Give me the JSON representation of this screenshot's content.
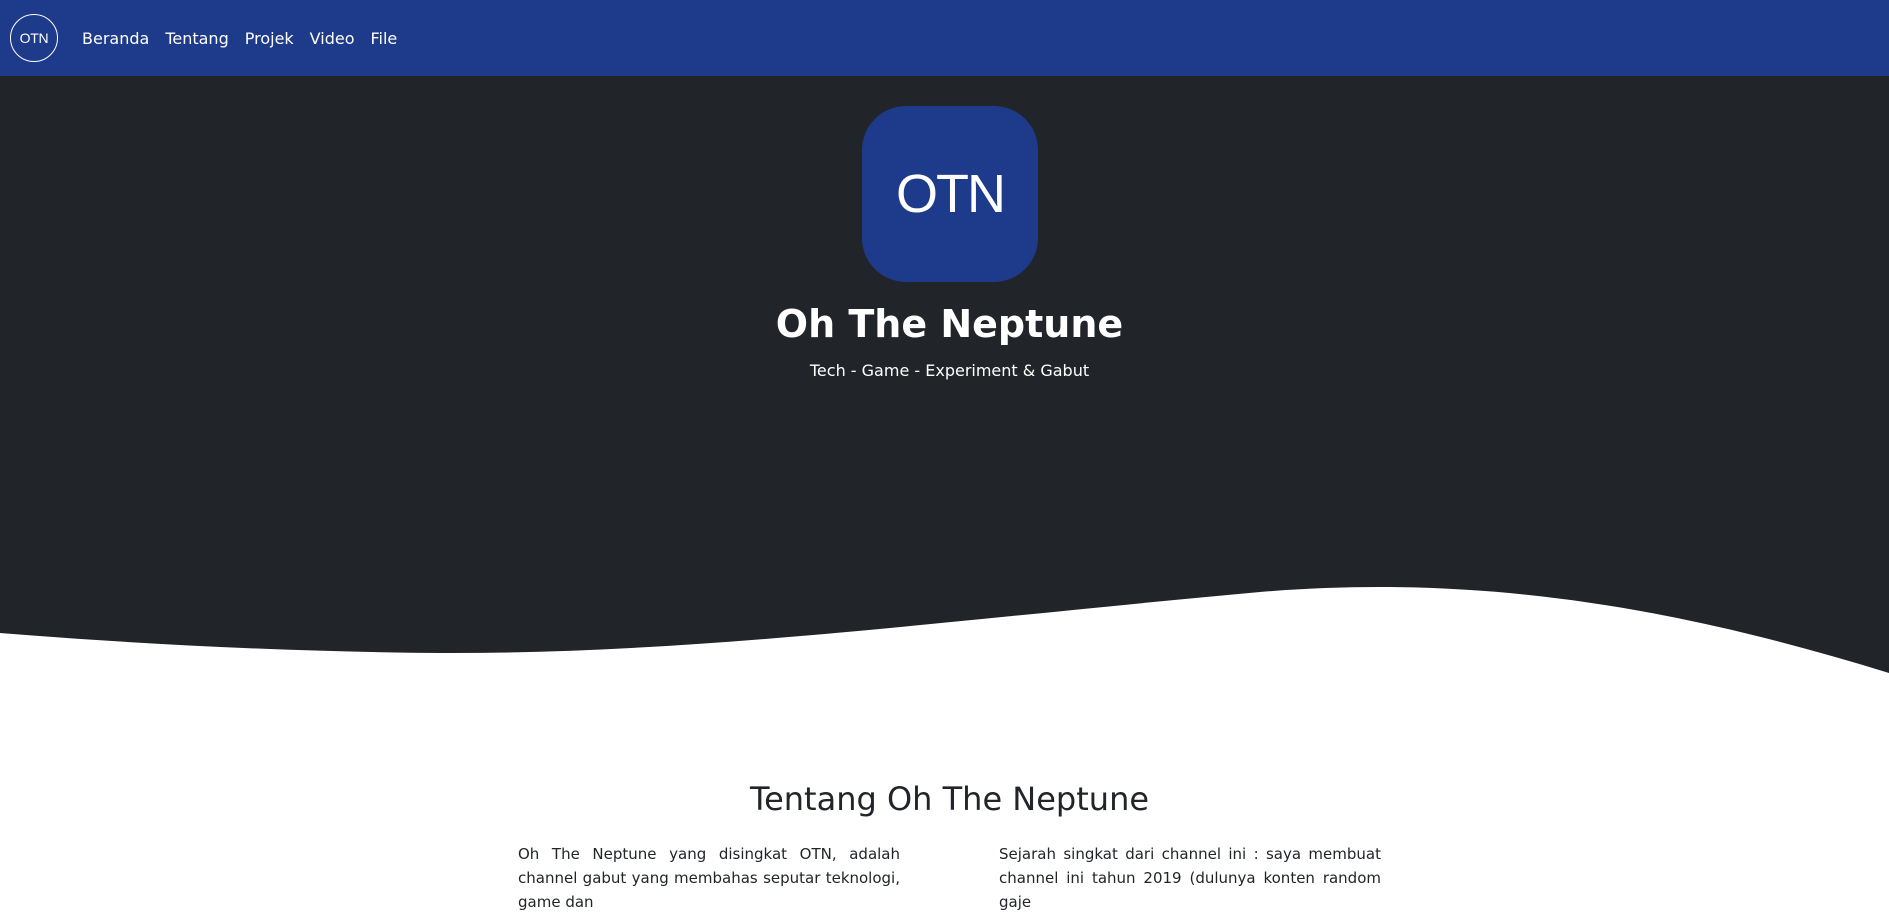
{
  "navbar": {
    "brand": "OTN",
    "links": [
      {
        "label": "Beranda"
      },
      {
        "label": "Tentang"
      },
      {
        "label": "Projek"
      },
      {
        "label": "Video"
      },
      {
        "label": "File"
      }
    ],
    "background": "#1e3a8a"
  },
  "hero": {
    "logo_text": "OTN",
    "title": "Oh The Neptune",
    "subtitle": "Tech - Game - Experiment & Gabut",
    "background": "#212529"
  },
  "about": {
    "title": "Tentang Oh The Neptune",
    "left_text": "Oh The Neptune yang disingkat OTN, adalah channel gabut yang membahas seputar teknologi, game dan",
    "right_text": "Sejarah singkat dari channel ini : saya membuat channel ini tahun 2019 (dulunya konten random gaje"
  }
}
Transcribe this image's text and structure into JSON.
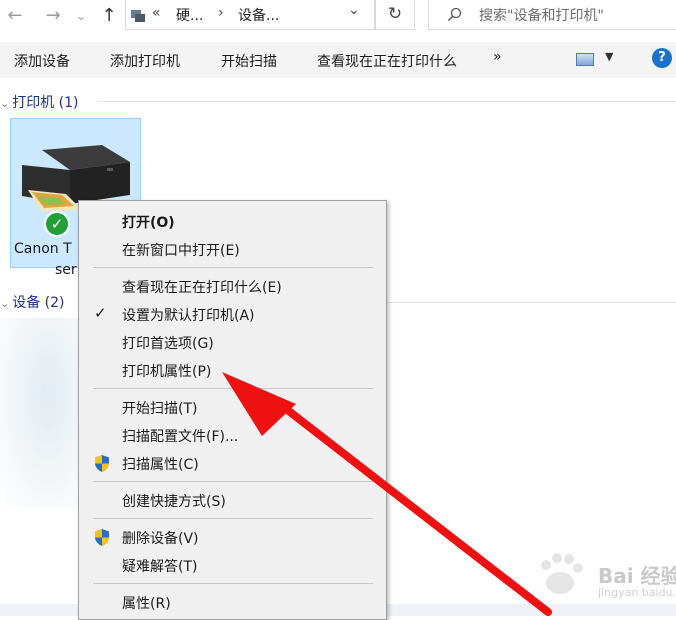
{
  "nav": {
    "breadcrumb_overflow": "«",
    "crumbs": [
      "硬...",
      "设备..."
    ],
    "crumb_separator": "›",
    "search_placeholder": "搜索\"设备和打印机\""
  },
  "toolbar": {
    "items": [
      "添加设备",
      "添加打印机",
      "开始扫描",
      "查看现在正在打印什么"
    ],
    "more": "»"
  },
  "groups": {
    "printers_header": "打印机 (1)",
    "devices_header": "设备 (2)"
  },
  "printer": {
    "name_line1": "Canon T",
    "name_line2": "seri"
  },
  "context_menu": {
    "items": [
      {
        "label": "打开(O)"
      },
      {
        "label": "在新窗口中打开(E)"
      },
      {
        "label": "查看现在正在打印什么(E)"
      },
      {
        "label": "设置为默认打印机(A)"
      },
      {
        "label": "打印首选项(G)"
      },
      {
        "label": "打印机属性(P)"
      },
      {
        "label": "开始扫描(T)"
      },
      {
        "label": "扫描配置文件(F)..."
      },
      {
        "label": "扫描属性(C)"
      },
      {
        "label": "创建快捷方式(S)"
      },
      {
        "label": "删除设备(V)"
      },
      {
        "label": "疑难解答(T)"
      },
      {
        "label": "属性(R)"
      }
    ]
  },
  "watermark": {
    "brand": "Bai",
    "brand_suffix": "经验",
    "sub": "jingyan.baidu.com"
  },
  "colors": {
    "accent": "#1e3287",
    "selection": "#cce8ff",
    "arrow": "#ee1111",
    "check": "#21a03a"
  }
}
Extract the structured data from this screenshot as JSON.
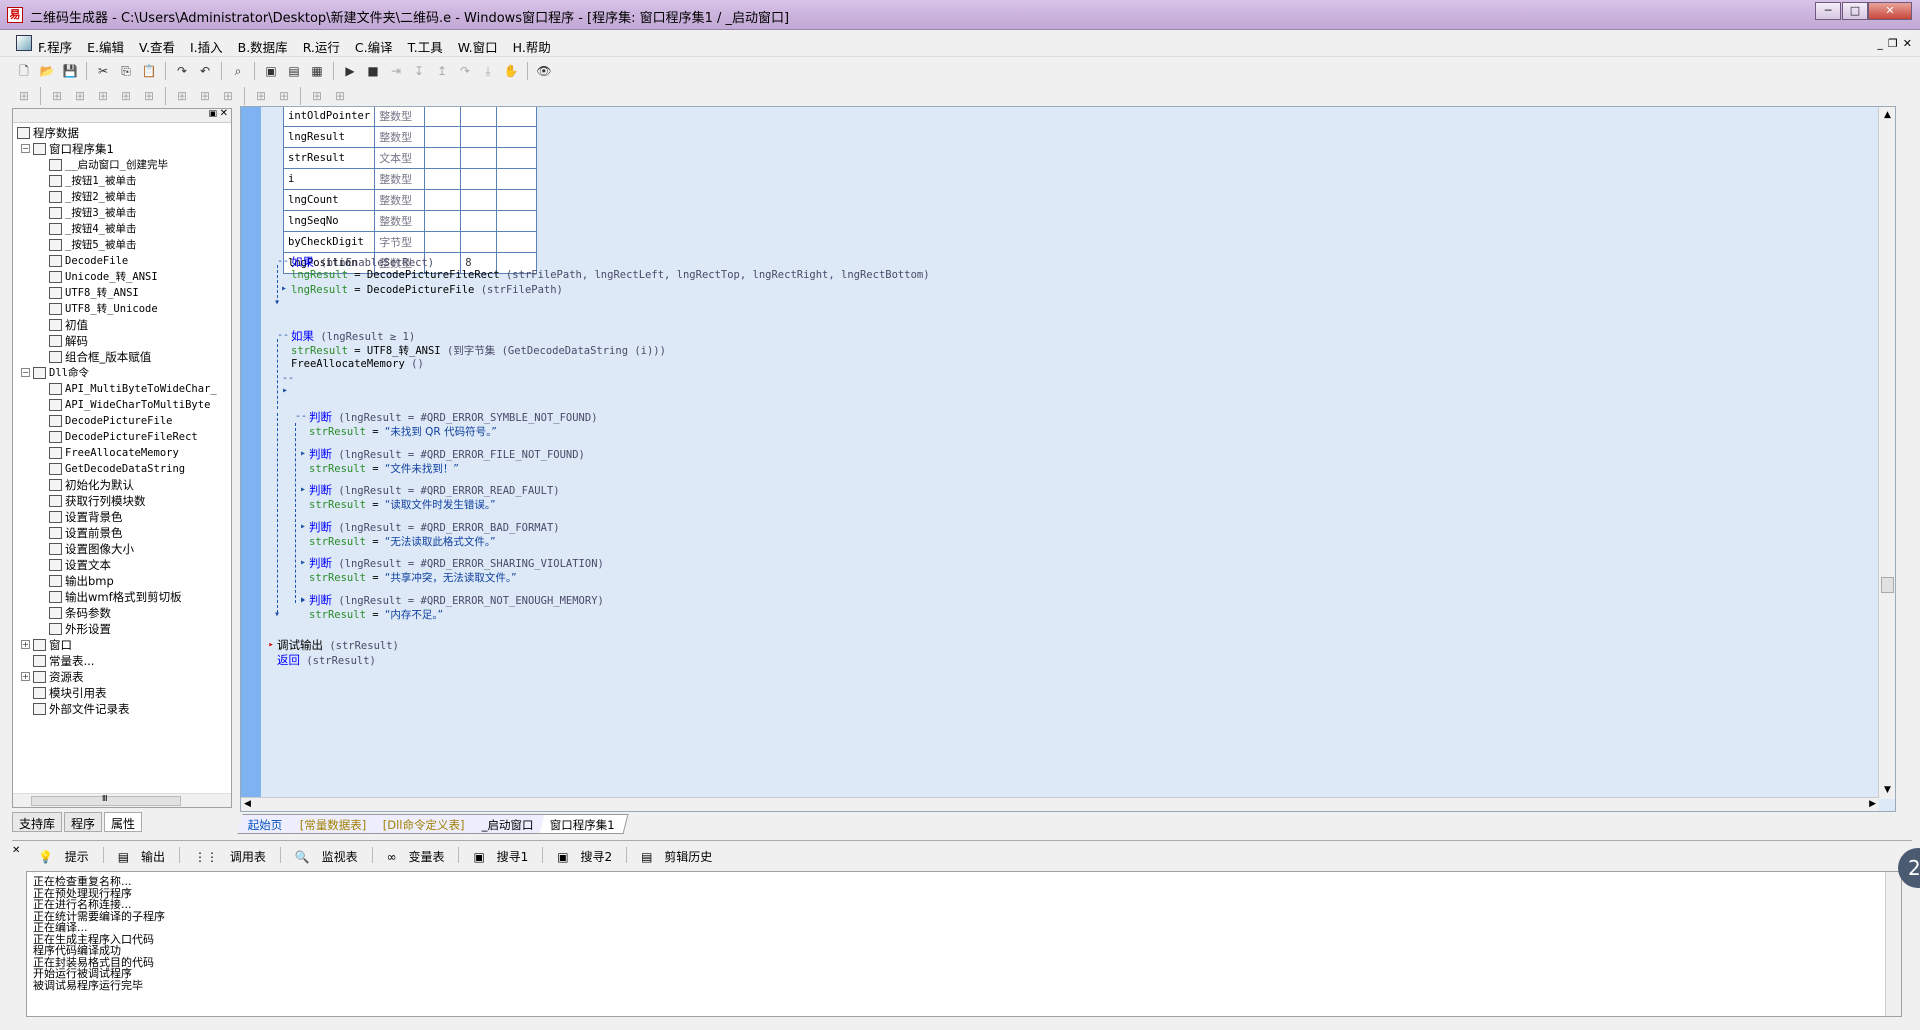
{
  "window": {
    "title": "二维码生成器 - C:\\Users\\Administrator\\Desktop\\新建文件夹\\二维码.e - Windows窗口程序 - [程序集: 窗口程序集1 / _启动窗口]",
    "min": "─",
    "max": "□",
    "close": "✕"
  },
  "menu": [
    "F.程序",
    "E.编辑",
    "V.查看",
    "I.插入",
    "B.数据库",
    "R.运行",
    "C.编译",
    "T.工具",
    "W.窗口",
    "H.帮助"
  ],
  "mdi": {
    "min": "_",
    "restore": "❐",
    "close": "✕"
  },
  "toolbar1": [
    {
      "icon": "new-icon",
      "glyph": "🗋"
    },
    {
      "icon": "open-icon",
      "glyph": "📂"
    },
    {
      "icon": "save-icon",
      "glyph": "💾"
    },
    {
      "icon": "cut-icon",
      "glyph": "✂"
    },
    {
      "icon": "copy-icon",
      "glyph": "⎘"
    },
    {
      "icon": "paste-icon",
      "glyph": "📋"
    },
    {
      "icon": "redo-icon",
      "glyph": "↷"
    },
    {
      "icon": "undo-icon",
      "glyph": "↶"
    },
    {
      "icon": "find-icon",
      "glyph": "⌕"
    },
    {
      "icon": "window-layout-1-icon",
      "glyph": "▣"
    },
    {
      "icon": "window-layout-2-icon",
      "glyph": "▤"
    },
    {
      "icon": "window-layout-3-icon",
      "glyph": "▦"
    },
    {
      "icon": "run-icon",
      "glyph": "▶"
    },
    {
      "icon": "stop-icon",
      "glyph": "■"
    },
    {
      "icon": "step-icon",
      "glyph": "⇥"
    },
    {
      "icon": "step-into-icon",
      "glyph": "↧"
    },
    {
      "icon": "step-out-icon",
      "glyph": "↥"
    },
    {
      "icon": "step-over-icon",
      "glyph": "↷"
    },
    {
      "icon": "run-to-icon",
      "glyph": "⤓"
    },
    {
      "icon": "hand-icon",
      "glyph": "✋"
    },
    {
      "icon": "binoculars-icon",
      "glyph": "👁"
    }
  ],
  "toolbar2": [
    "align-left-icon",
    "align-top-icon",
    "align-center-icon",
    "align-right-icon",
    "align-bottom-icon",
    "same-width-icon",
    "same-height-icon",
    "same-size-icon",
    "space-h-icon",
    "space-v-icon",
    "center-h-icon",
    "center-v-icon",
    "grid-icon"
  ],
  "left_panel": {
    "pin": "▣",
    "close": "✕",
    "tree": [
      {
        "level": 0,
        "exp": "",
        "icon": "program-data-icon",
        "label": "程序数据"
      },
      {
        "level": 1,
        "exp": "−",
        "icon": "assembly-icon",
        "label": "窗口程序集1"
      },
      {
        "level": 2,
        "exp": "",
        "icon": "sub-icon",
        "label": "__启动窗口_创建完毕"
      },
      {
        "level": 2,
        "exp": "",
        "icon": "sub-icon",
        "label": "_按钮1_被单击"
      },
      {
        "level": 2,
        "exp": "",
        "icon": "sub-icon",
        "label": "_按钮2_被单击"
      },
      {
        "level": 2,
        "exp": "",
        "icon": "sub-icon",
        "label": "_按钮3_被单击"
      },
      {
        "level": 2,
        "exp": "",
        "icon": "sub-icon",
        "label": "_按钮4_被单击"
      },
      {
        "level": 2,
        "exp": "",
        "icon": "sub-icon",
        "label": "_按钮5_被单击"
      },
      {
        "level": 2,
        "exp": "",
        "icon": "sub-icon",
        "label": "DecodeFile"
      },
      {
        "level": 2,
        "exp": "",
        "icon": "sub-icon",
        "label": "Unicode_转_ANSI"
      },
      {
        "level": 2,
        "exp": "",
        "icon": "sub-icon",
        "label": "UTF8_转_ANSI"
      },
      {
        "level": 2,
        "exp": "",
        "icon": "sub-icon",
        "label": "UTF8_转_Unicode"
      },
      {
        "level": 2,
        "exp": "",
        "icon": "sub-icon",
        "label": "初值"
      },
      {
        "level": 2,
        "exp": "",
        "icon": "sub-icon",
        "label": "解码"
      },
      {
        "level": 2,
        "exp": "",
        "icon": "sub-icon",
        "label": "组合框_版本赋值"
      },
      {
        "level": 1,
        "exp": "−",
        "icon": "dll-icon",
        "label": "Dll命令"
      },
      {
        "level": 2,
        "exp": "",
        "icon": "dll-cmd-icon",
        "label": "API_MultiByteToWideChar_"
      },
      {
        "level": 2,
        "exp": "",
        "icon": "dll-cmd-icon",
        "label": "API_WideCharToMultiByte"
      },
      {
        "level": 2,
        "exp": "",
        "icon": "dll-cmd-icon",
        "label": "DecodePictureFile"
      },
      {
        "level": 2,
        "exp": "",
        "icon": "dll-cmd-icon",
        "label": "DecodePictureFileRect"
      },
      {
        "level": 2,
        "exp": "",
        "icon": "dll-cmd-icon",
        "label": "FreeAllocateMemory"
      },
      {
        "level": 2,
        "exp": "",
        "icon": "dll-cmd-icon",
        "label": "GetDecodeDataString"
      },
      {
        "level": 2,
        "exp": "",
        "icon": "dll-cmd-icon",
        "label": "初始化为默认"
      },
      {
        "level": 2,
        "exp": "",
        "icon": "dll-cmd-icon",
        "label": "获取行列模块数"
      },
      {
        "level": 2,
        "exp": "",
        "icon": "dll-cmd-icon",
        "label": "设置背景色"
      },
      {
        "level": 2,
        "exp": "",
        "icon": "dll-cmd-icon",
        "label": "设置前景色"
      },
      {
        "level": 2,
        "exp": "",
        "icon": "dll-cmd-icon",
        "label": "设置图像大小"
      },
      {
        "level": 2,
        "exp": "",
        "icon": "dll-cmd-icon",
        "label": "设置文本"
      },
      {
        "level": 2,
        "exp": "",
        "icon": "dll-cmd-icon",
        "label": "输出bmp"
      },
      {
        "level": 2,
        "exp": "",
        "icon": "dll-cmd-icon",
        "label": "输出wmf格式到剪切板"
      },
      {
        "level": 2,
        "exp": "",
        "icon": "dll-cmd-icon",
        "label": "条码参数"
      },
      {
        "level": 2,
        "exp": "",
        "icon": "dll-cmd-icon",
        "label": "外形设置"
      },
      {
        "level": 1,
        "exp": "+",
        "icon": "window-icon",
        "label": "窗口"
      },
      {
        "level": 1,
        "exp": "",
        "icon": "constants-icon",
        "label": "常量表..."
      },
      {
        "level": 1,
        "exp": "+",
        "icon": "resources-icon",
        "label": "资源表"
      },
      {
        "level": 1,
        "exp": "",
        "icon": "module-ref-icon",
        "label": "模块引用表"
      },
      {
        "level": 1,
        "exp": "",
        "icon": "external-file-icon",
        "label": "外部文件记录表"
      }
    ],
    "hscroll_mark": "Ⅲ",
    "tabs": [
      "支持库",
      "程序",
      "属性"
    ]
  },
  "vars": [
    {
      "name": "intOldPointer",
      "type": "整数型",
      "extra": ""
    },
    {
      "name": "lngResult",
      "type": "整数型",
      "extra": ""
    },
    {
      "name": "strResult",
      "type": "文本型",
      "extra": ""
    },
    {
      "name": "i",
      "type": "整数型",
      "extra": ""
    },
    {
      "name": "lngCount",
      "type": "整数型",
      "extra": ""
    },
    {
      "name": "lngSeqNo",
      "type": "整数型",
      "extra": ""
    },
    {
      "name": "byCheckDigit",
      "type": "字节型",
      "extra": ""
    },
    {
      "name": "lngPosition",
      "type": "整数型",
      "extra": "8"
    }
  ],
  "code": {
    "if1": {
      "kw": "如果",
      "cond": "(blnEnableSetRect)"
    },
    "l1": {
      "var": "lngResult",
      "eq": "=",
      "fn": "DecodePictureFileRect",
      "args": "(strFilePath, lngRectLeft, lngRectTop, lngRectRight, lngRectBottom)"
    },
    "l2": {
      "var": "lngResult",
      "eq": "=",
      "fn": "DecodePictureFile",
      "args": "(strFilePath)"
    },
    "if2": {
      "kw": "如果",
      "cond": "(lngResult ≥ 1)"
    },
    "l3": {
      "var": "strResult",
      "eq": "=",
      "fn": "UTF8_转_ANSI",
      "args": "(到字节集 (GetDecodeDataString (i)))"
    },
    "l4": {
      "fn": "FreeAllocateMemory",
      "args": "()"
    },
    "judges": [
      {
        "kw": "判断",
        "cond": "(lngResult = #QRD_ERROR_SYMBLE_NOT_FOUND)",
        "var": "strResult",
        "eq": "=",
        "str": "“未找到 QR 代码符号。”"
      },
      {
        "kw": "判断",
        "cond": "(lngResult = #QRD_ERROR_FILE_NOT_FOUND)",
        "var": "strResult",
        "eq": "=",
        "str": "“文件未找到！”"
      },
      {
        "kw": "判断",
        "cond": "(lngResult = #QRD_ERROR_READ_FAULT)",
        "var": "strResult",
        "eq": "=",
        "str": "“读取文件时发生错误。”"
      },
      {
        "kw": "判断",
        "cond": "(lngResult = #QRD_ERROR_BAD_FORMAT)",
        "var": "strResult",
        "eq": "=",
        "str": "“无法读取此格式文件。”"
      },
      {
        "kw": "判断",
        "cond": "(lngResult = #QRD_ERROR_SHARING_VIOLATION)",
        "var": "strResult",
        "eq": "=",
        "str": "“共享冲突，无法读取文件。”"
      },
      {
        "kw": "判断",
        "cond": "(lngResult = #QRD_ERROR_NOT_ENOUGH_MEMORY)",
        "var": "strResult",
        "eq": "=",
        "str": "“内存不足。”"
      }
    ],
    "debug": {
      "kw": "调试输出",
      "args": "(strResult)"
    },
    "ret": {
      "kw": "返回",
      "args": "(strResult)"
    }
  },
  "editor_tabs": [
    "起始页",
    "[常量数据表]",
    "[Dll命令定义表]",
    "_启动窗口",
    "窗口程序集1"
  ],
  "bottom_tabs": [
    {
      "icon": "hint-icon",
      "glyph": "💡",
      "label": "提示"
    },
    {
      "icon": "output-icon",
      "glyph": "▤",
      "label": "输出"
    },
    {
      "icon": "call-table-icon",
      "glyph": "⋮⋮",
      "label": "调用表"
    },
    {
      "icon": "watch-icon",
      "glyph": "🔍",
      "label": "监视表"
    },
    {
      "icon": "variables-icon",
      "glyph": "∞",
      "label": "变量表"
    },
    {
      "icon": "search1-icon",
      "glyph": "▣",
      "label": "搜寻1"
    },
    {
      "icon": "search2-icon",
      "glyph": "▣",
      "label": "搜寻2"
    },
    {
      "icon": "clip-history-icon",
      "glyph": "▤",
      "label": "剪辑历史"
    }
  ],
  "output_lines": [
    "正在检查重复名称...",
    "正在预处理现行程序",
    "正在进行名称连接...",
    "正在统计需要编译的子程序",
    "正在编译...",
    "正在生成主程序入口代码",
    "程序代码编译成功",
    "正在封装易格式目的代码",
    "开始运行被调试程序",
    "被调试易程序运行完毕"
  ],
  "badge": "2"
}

- [What you should do]: Show the lines of the data that hold the word "lngResult".

- [Answer to the problem]:
      "name": "lngResult",
      "var": "lngResult",
      "var": "lngResult",
      "cond": "(lngResult ≥ 1)"
        "cond": "(lngResult = #QRD_ERROR_SYMBLE_NOT_FOUND)",
        "cond": "(lngResult = #QRD_ERROR_FILE_NOT_FOUND)",
        "cond": "(lngResult = #QRD_ERROR_READ_FAULT)",
        "cond": "(lngResult = #QRD_ERROR_BAD_FORMAT)",
        "cond": "(lngResult = #QRD_ERROR_SHARING_VIOLATION)",
        "cond": "(lngResult = #QRD_ERROR_NOT_ENOUGH_MEMORY)",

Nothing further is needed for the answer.